··· PROVIDED INFORMATION ···
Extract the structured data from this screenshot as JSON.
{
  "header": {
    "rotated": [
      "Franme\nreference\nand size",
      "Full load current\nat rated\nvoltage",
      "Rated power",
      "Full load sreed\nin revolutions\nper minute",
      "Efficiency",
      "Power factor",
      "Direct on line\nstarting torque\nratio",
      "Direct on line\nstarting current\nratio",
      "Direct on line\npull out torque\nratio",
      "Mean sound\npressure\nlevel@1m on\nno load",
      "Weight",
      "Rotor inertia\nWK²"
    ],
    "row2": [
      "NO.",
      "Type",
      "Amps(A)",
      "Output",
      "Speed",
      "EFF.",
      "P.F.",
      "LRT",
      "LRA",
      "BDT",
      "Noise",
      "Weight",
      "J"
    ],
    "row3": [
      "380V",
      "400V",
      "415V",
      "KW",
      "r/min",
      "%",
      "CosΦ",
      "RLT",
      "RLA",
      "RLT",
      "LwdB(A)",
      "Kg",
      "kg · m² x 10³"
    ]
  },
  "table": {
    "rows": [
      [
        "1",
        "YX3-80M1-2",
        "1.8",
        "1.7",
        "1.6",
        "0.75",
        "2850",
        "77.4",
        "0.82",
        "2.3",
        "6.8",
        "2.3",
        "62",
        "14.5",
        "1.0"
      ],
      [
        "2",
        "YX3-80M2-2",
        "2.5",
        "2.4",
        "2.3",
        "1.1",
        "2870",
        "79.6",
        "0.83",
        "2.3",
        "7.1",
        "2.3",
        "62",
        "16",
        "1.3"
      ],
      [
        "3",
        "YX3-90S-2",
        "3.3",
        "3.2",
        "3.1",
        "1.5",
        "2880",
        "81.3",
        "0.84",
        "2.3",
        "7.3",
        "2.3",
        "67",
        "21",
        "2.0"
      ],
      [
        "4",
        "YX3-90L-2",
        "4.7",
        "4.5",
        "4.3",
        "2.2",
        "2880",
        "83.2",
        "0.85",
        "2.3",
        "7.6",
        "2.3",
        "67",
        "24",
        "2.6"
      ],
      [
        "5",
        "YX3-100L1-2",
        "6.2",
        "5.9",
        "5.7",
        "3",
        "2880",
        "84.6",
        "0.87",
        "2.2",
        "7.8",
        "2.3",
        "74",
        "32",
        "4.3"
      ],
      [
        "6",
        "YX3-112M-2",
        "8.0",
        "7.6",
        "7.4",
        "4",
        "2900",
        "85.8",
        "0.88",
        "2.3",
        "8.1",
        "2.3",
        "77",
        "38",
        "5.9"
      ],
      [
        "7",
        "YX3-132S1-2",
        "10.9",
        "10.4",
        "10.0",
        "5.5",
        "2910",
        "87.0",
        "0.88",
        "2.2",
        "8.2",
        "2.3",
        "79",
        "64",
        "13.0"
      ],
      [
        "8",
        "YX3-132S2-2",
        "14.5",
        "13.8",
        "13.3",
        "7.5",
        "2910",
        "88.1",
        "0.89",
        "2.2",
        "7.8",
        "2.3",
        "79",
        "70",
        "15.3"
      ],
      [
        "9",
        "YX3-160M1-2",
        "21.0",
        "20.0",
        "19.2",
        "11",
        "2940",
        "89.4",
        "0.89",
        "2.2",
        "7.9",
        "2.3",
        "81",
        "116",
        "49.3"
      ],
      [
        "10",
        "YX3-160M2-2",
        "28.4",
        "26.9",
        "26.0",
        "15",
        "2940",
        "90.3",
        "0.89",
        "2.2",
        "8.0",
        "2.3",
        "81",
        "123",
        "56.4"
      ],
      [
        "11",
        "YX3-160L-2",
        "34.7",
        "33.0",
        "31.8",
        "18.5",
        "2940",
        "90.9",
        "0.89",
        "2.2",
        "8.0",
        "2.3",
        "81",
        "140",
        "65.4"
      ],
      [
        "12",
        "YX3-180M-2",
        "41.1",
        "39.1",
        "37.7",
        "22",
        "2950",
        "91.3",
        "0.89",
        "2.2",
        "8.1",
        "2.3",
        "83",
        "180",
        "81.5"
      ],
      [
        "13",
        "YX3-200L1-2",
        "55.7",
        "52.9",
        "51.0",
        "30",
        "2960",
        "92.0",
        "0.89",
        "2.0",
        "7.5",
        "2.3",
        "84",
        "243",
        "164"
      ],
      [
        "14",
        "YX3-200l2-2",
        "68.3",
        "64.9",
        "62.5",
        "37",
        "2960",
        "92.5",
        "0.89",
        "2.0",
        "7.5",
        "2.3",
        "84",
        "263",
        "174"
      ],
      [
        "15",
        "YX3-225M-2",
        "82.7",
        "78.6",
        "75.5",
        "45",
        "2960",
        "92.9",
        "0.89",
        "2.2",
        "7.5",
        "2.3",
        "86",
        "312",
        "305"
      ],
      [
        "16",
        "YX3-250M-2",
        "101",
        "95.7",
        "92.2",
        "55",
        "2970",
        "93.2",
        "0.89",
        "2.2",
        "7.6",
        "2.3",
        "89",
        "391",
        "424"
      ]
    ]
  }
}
···
§ STATED EXERCISE: Within the data above, pick out all lines holding the word "nratio".

§ TASK RESPONSE:
      "Direct on line\nstarting torque\nratio",
      "Direct on line\nstarting current\nratio",
      "Direct on line\npull out torque\nratio",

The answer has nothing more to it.